Data records
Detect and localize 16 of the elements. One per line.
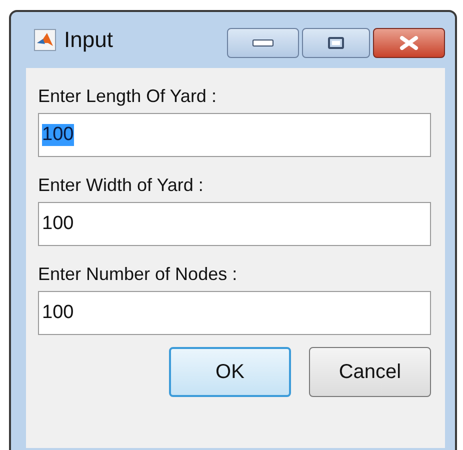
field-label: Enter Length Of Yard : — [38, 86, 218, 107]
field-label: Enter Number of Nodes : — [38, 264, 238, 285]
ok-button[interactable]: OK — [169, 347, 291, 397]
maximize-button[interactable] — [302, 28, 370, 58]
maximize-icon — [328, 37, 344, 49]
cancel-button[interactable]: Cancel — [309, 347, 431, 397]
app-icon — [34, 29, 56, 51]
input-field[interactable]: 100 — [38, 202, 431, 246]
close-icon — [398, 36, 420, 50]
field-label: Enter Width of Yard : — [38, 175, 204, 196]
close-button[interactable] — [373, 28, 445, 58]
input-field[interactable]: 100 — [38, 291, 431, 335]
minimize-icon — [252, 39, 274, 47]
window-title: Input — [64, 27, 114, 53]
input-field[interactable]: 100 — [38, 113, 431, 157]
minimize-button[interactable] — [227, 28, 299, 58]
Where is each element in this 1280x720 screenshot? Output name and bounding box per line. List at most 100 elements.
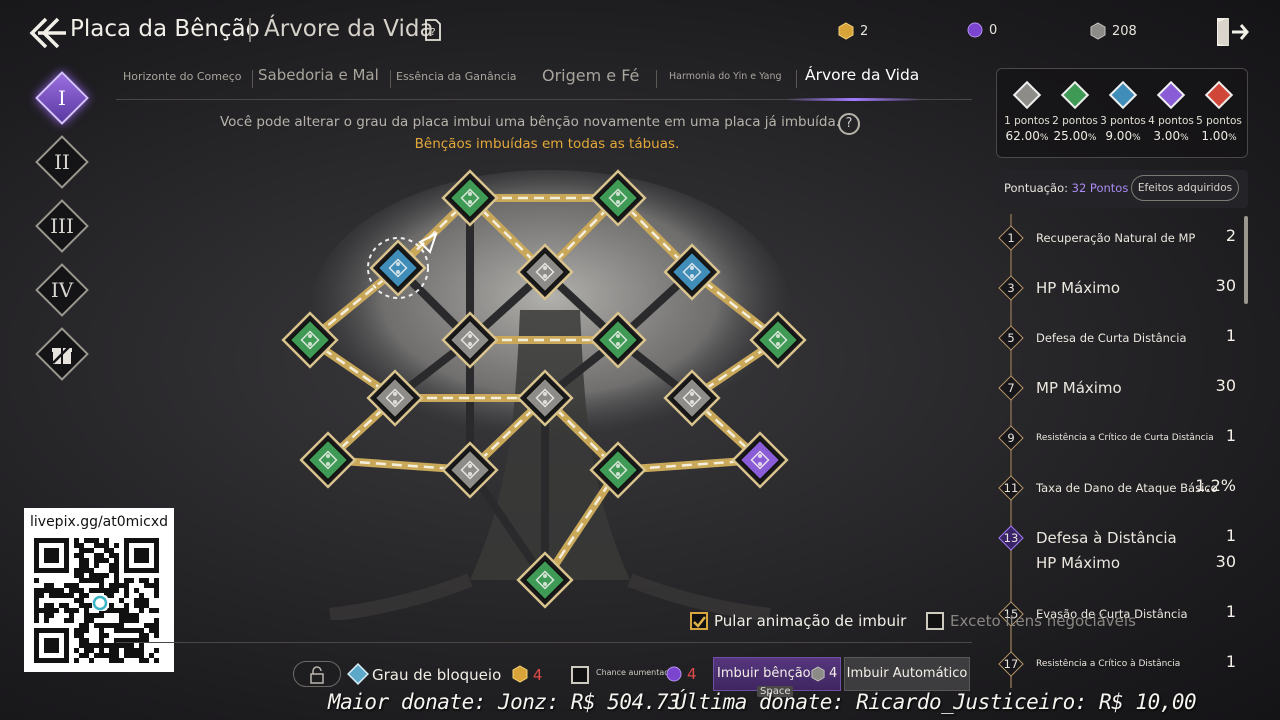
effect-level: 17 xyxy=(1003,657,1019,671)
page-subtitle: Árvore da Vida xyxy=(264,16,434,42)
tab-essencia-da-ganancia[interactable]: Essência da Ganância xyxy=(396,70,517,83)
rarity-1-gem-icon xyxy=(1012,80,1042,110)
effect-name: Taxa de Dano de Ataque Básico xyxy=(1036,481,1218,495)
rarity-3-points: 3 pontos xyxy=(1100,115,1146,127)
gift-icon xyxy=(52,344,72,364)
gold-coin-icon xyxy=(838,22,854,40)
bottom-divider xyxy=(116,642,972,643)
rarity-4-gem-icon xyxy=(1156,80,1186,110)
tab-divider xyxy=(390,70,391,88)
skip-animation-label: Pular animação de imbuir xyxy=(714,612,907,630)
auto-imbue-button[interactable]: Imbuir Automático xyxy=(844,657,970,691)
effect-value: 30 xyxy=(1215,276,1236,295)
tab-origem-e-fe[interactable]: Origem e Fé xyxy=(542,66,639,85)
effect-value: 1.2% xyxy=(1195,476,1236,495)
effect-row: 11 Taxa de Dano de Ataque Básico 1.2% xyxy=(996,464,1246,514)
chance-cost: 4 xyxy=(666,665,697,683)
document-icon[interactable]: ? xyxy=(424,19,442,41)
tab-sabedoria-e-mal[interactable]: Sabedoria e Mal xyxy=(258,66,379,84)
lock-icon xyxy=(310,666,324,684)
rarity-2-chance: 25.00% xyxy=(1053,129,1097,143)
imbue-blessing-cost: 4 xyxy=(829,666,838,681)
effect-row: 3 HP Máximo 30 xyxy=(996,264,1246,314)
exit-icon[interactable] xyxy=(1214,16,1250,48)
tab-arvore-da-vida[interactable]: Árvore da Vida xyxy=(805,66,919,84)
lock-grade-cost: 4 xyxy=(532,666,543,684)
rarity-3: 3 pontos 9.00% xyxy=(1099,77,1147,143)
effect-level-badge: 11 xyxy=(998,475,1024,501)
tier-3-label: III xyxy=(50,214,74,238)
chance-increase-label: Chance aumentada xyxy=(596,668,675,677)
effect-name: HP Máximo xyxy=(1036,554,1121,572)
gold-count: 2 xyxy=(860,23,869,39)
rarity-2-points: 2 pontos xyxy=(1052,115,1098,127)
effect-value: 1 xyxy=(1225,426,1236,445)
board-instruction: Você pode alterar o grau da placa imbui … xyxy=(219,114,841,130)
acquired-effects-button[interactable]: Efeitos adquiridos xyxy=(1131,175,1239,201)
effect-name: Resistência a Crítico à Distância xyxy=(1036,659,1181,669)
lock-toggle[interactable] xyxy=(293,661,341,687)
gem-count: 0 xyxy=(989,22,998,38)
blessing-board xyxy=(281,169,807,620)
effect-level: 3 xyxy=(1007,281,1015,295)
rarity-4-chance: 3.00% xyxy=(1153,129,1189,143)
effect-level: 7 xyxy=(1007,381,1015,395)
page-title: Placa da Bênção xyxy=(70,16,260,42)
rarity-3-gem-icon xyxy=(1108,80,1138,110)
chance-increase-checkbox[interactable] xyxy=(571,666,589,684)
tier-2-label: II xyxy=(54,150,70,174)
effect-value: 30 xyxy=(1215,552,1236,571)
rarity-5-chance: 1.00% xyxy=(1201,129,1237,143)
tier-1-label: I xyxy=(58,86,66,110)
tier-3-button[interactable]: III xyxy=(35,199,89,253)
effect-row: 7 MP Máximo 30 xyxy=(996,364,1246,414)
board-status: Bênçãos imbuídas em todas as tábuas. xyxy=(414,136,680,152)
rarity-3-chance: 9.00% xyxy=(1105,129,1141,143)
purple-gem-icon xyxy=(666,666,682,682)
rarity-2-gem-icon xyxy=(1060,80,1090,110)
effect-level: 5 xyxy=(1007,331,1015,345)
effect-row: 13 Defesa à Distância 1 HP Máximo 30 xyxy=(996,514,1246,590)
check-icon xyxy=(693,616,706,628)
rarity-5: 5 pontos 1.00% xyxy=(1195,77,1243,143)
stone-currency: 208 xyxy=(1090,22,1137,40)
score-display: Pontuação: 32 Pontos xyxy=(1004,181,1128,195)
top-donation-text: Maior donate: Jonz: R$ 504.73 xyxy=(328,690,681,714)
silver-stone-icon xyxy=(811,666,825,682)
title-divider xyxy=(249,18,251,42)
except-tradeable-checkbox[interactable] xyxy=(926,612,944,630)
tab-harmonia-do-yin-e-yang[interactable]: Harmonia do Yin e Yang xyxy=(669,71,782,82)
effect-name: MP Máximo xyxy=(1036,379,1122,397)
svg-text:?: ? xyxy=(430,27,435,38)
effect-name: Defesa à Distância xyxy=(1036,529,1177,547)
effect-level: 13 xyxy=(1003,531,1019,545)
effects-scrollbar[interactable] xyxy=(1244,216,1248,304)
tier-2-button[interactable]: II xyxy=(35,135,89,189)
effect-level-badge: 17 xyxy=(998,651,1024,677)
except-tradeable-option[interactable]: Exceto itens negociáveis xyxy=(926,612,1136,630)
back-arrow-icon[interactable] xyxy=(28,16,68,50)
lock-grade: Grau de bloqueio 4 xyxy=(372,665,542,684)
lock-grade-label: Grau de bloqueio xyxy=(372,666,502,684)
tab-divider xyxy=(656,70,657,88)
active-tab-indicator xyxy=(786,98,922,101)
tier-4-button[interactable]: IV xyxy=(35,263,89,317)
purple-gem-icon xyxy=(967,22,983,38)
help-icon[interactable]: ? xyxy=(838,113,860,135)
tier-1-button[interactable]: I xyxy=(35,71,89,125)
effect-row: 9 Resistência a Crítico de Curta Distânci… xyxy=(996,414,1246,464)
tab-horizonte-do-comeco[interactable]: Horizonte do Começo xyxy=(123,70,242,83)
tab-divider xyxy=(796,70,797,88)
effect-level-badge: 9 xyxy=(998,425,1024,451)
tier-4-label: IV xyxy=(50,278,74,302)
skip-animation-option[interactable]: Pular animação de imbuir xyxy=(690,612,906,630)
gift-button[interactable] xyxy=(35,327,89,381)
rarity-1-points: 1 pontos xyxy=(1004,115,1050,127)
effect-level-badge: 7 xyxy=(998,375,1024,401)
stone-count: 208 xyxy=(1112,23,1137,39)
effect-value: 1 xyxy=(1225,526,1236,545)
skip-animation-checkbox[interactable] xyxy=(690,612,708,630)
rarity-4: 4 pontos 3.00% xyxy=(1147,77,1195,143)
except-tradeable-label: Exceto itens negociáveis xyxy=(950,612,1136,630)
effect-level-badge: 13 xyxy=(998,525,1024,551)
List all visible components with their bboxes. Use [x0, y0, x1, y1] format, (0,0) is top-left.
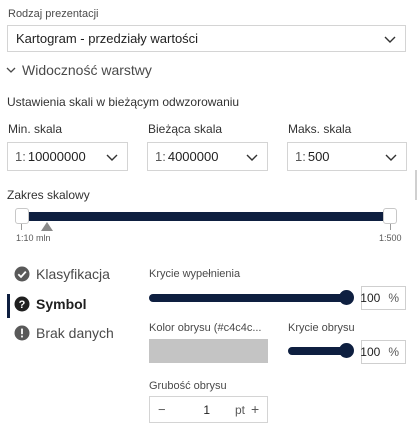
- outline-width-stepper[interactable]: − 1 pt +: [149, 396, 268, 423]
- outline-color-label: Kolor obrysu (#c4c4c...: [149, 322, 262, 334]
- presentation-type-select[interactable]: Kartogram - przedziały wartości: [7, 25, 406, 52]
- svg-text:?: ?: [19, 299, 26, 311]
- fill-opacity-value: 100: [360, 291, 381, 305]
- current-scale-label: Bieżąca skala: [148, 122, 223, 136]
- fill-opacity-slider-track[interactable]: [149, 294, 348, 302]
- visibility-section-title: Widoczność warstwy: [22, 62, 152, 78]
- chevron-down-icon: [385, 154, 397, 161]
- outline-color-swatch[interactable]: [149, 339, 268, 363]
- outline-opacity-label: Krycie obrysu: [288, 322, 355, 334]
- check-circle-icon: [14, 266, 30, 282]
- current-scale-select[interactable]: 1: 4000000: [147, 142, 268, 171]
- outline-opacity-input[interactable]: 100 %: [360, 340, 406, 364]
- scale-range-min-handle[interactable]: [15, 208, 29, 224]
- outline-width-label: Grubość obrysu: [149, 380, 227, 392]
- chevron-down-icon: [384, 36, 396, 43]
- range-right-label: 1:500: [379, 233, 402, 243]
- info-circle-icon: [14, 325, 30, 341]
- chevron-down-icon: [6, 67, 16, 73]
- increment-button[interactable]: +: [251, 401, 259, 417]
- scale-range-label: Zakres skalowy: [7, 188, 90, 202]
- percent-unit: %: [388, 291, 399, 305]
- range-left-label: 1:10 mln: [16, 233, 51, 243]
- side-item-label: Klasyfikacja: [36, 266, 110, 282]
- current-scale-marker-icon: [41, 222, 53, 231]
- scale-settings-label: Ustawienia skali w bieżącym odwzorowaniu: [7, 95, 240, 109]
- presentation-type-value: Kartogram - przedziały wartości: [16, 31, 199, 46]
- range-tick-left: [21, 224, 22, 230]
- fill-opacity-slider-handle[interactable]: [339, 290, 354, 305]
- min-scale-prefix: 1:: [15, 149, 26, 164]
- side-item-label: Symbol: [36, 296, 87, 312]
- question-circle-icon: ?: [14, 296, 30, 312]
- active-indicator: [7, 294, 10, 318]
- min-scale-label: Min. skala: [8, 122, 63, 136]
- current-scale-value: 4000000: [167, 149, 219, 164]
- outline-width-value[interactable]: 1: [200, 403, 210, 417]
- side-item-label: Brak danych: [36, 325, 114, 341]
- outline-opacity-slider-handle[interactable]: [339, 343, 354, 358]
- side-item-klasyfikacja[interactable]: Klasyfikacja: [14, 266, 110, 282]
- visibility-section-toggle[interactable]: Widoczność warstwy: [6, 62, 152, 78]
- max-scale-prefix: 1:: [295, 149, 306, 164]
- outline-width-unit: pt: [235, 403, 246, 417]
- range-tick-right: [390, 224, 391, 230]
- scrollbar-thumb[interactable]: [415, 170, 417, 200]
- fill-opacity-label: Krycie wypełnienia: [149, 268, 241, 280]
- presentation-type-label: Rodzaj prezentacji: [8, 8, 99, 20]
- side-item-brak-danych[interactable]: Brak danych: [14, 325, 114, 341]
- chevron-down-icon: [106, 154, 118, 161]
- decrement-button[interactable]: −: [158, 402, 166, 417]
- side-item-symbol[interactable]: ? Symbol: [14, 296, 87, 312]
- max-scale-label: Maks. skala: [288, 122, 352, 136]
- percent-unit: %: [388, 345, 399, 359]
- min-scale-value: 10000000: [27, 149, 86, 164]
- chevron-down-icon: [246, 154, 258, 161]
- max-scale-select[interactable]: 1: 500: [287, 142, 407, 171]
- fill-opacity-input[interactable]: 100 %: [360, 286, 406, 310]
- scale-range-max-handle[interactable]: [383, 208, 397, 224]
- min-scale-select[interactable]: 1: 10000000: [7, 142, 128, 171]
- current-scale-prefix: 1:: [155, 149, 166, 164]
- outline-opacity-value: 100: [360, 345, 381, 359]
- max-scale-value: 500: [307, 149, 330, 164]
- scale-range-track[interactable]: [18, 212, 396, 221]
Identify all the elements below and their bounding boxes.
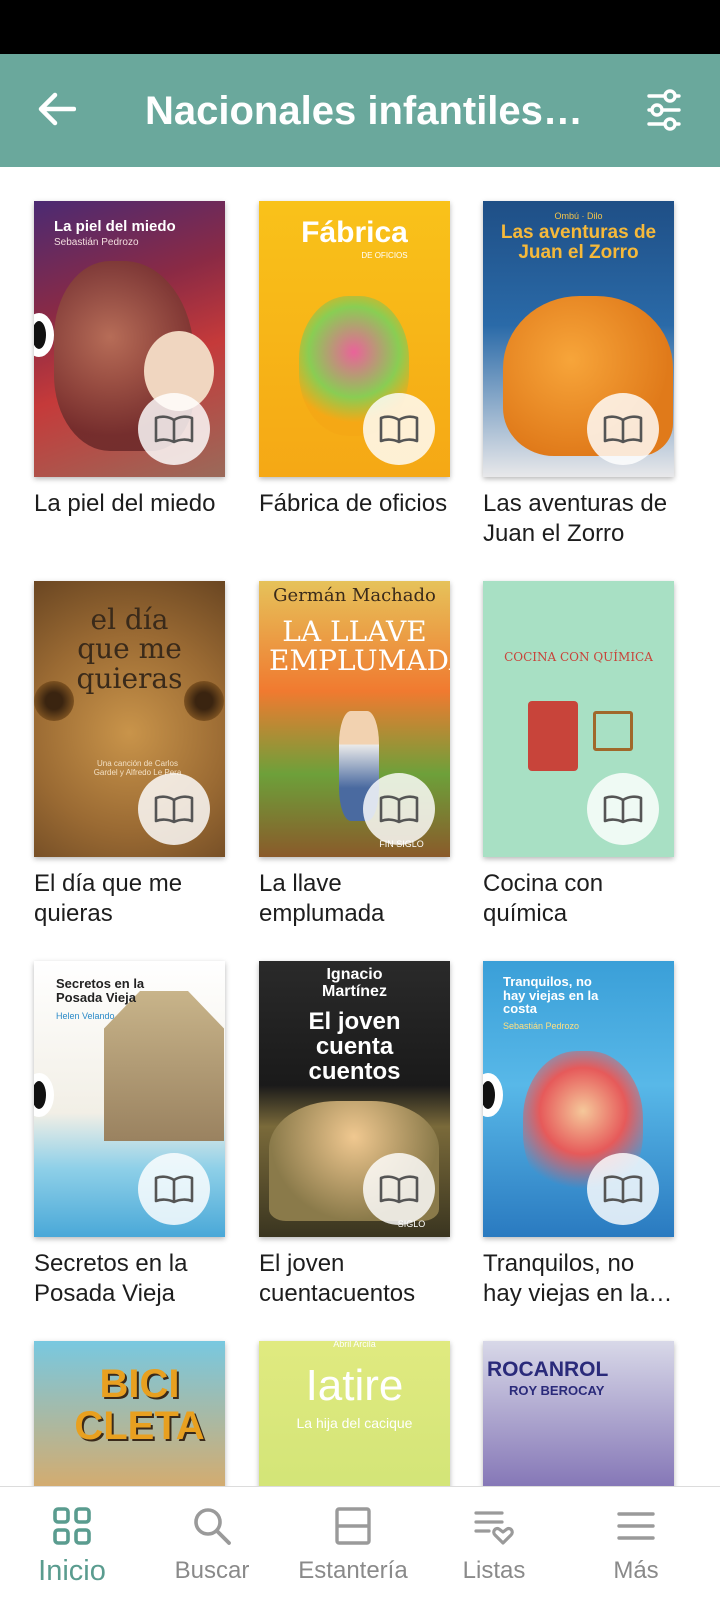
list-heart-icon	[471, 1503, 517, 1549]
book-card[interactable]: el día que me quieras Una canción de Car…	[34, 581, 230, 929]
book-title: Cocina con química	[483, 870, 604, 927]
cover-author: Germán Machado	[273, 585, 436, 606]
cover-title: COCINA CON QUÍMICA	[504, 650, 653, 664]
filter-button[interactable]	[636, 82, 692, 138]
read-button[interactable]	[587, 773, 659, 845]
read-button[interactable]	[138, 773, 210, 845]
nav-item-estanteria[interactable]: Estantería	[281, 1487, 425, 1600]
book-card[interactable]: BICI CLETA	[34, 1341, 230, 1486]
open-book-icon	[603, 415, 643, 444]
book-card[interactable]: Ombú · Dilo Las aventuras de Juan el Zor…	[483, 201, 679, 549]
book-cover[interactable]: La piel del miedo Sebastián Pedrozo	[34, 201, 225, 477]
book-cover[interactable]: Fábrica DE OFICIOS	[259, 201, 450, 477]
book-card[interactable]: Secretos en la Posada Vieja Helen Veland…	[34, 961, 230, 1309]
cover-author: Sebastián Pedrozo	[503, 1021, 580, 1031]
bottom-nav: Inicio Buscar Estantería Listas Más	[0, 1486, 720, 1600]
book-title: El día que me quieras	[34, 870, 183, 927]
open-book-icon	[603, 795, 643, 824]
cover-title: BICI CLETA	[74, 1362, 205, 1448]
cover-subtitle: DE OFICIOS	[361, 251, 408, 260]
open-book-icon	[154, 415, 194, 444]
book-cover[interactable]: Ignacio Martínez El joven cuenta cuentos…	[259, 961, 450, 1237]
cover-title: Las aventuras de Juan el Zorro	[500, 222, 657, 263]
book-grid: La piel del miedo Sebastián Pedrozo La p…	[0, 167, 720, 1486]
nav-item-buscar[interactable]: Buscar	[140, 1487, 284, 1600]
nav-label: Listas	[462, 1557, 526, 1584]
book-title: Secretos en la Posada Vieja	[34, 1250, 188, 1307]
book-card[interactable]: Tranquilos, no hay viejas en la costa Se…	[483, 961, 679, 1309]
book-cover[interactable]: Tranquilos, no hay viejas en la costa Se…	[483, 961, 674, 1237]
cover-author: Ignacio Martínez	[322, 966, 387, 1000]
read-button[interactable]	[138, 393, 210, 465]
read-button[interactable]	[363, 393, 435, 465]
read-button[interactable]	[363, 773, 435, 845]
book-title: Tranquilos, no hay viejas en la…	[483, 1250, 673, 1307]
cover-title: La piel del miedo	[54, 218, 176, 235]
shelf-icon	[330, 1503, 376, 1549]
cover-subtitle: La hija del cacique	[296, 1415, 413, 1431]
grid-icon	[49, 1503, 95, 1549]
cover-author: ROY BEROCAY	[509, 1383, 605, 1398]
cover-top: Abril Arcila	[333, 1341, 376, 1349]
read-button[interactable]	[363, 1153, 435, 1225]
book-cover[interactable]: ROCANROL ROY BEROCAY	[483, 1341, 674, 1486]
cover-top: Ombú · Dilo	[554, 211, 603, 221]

■ Exercise description
Repeat word for word the rows between the line containing "field-label: Enter Length" and the line containing "cancel-button[interactable]: Cancel —", inclusive.

■ Exercise response
field-label: Enter Length Of Yard : — [38, 86, 218, 107]
field-label: Enter Number of Nodes : — [38, 264, 238, 285]
ok-button[interactable]: OK — [169, 347, 291, 397]
maximize-button[interactable] — [302, 28, 370, 58]
maximize-icon — [328, 37, 344, 49]
cancel-button[interactable]: Cancel — [309, 347, 431, 397]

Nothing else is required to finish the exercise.